ROWS:
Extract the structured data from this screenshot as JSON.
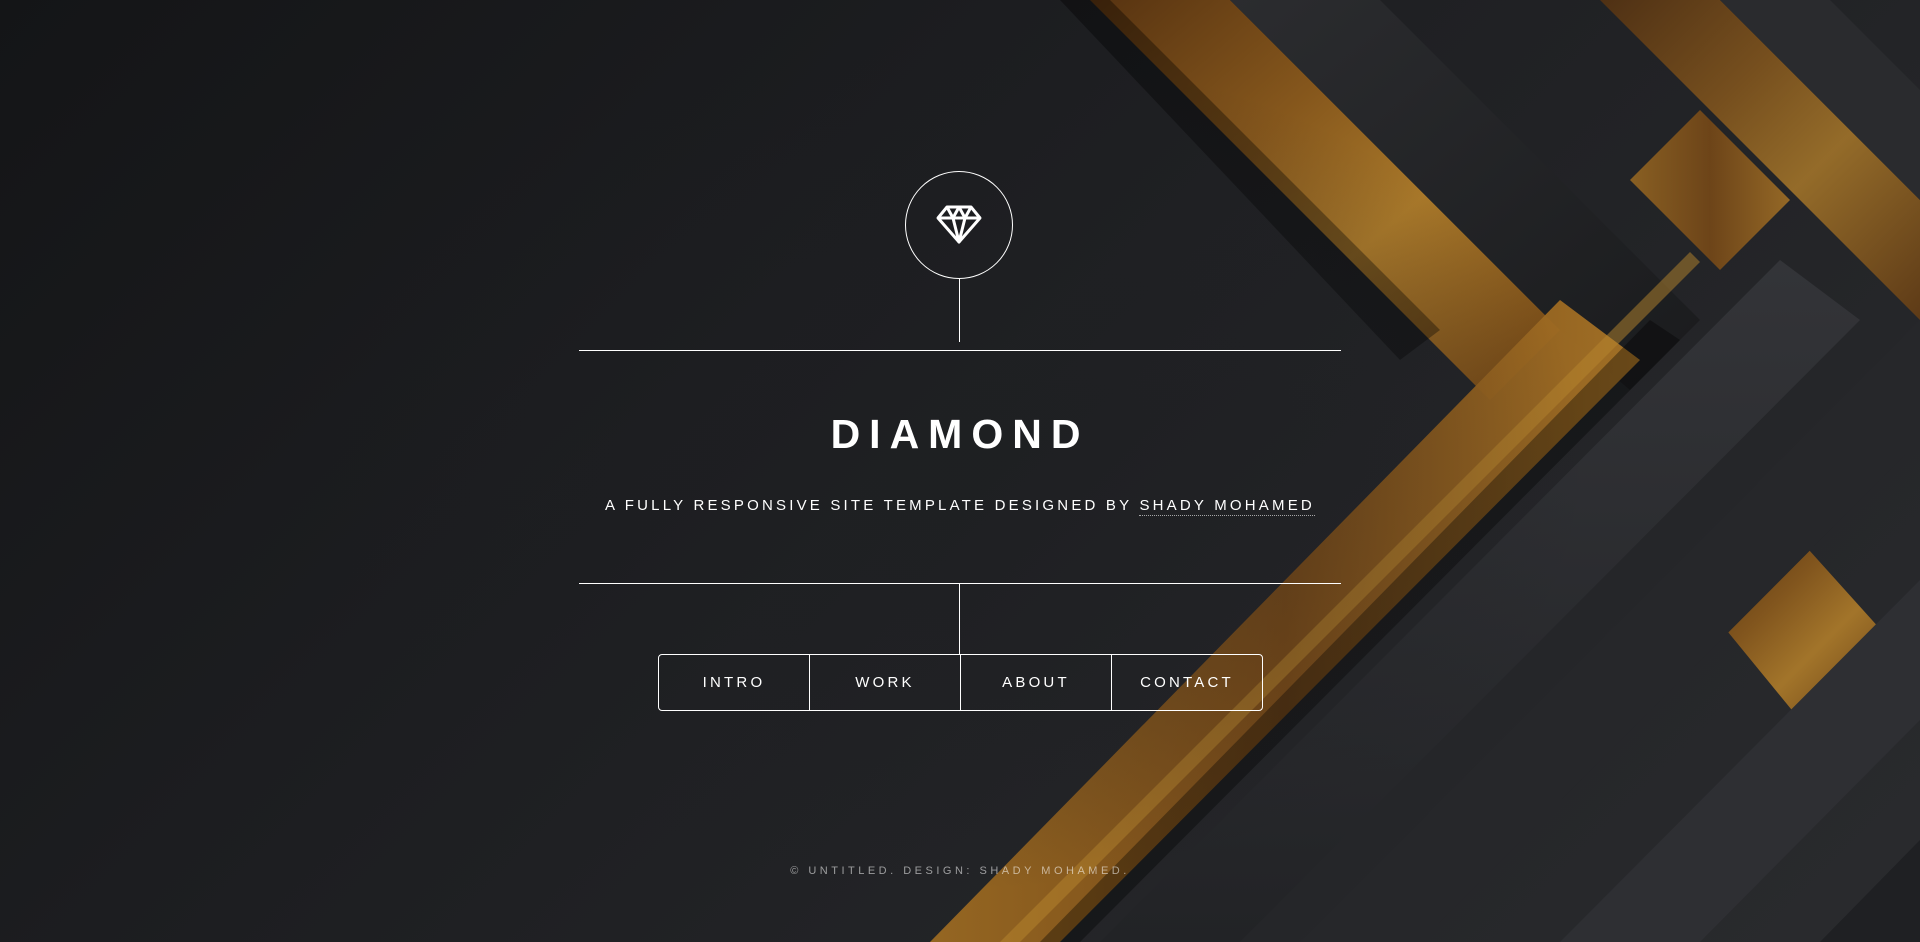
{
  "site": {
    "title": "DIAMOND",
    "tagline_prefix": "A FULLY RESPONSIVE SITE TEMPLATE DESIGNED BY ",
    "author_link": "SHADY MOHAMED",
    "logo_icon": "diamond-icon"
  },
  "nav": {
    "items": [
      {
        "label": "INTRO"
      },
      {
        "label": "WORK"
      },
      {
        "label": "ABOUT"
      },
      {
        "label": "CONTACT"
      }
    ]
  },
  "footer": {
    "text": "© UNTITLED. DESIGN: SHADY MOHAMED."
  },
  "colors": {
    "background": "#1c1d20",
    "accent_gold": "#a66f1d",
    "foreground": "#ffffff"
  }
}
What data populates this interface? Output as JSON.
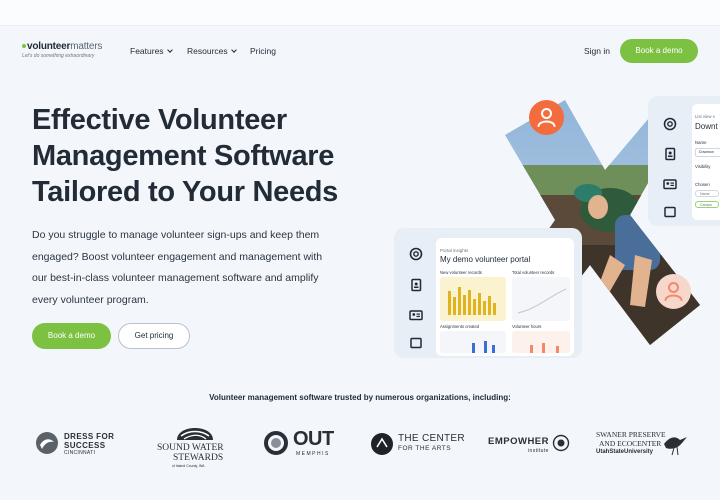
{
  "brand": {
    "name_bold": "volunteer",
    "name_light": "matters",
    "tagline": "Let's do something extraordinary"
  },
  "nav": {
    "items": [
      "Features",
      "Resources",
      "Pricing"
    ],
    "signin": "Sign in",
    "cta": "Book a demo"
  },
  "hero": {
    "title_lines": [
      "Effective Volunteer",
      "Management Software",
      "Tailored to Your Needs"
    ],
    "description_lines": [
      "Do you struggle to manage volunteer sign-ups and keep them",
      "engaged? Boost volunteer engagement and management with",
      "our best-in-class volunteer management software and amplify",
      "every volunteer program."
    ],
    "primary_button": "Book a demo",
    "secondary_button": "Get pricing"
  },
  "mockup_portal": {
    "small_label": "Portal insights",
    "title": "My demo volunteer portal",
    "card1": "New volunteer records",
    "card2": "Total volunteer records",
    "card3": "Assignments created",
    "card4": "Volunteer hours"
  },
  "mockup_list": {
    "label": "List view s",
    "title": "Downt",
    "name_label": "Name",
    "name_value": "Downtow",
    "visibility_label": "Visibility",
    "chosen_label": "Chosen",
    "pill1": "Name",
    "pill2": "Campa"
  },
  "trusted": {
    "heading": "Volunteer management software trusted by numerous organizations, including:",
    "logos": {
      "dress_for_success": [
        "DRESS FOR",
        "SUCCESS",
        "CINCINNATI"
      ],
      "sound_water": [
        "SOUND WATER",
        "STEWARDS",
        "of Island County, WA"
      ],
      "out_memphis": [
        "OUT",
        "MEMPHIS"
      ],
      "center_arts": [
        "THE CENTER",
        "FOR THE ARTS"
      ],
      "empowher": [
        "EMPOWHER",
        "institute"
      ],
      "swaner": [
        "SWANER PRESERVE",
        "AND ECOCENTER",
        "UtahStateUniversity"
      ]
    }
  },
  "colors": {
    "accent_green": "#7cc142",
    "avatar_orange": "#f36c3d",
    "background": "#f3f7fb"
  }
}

WHAT YOU WILL DO: From the records given above, copy all lines containing "JSON".

EXPECTED ANSWER:
Extract the structured data from this screenshot as JSON.
What data populates this interface? Output as JSON.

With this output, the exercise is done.